**Work instructions**
Find how many lines below mention "GmbH". Nothing but the number is needed.

**Excerpted records**
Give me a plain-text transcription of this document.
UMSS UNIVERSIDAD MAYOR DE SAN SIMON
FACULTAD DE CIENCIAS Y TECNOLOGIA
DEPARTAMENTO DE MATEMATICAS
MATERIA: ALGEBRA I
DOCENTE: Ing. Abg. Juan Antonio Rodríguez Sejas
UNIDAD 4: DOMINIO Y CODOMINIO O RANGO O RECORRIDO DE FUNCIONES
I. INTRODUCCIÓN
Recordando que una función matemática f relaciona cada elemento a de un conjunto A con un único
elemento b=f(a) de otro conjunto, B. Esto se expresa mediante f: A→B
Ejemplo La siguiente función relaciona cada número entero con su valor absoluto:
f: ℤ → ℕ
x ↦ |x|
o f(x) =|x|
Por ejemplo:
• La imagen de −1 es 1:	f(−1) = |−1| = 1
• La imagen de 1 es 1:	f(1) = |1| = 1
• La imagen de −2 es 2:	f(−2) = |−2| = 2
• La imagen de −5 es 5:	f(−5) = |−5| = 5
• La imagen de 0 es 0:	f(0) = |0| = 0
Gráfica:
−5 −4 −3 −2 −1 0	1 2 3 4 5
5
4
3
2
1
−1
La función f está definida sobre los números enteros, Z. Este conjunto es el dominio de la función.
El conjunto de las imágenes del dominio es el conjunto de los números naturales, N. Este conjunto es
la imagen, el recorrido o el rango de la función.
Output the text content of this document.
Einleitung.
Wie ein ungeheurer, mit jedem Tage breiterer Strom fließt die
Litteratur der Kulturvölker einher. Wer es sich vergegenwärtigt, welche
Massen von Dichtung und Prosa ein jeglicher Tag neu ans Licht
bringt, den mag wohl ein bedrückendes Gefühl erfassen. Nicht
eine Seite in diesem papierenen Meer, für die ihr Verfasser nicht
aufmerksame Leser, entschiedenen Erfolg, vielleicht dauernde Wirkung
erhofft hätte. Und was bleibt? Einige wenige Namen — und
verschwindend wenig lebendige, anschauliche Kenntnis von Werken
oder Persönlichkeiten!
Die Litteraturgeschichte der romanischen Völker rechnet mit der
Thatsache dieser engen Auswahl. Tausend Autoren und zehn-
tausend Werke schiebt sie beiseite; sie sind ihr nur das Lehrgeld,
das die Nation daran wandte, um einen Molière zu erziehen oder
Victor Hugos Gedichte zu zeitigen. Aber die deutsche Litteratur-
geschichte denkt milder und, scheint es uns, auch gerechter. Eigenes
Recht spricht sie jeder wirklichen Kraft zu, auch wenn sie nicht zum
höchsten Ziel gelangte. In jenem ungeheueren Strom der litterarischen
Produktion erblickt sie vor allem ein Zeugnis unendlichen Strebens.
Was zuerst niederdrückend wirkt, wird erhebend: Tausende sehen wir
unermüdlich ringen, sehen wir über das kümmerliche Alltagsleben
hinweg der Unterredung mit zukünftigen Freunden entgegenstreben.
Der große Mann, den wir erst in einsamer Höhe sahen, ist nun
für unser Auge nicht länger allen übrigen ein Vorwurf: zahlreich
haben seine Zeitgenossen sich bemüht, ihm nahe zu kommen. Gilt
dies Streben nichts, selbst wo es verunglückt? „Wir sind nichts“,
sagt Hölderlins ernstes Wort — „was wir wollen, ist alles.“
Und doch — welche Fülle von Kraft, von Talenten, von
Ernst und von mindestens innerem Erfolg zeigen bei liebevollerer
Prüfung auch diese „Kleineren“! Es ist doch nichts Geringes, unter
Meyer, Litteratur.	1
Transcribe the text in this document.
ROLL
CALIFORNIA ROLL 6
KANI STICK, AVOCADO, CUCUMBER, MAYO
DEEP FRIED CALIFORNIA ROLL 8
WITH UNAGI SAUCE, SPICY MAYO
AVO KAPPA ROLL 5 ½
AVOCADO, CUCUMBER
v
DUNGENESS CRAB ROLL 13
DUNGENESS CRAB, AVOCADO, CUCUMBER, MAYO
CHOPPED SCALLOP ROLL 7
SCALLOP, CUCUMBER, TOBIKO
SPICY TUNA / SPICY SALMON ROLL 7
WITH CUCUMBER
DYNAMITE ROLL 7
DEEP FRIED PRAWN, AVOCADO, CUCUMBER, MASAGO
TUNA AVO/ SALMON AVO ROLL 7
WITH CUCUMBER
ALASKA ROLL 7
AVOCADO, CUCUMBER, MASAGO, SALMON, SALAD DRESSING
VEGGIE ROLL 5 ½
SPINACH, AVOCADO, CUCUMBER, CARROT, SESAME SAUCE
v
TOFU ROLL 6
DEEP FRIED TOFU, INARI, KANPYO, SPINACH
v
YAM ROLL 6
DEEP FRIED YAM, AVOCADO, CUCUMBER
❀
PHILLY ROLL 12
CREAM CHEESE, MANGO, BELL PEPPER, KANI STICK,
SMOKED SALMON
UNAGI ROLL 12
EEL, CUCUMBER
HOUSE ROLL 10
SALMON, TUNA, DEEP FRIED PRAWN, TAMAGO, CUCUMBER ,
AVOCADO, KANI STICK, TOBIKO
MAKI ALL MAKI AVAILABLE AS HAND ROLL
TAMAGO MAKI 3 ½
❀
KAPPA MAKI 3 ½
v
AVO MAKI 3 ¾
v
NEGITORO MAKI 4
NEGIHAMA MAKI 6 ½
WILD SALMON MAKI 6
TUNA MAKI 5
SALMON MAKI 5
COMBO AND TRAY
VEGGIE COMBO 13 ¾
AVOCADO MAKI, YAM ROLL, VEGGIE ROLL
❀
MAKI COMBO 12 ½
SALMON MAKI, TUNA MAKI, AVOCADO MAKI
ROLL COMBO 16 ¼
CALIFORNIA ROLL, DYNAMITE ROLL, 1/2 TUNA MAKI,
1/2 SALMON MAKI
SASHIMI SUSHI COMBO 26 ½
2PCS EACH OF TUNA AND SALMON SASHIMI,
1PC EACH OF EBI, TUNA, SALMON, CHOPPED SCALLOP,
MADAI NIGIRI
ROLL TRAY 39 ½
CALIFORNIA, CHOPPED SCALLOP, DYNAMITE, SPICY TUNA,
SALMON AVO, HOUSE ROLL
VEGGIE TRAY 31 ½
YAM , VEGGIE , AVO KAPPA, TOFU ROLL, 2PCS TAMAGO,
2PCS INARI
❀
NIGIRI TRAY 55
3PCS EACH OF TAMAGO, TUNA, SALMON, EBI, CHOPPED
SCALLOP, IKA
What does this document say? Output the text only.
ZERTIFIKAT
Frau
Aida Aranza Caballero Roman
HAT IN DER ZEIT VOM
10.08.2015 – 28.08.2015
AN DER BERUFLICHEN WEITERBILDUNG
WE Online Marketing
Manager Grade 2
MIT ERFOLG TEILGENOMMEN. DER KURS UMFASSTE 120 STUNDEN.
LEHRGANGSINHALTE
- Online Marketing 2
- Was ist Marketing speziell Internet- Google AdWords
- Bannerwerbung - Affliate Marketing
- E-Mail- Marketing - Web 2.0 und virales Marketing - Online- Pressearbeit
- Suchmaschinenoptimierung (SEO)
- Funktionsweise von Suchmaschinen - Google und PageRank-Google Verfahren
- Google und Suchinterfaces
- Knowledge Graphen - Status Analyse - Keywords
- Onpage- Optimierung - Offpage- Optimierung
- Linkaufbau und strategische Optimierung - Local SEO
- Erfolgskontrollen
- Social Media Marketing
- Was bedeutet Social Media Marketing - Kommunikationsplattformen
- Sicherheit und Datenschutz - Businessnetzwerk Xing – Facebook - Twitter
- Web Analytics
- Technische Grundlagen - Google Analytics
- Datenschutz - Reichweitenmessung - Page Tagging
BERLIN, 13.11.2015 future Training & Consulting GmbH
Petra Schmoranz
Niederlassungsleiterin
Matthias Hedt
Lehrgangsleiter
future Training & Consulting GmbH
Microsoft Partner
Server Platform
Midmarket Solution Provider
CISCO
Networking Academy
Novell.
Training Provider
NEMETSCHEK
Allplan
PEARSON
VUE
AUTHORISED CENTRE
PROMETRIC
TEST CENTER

**Result of the task**
2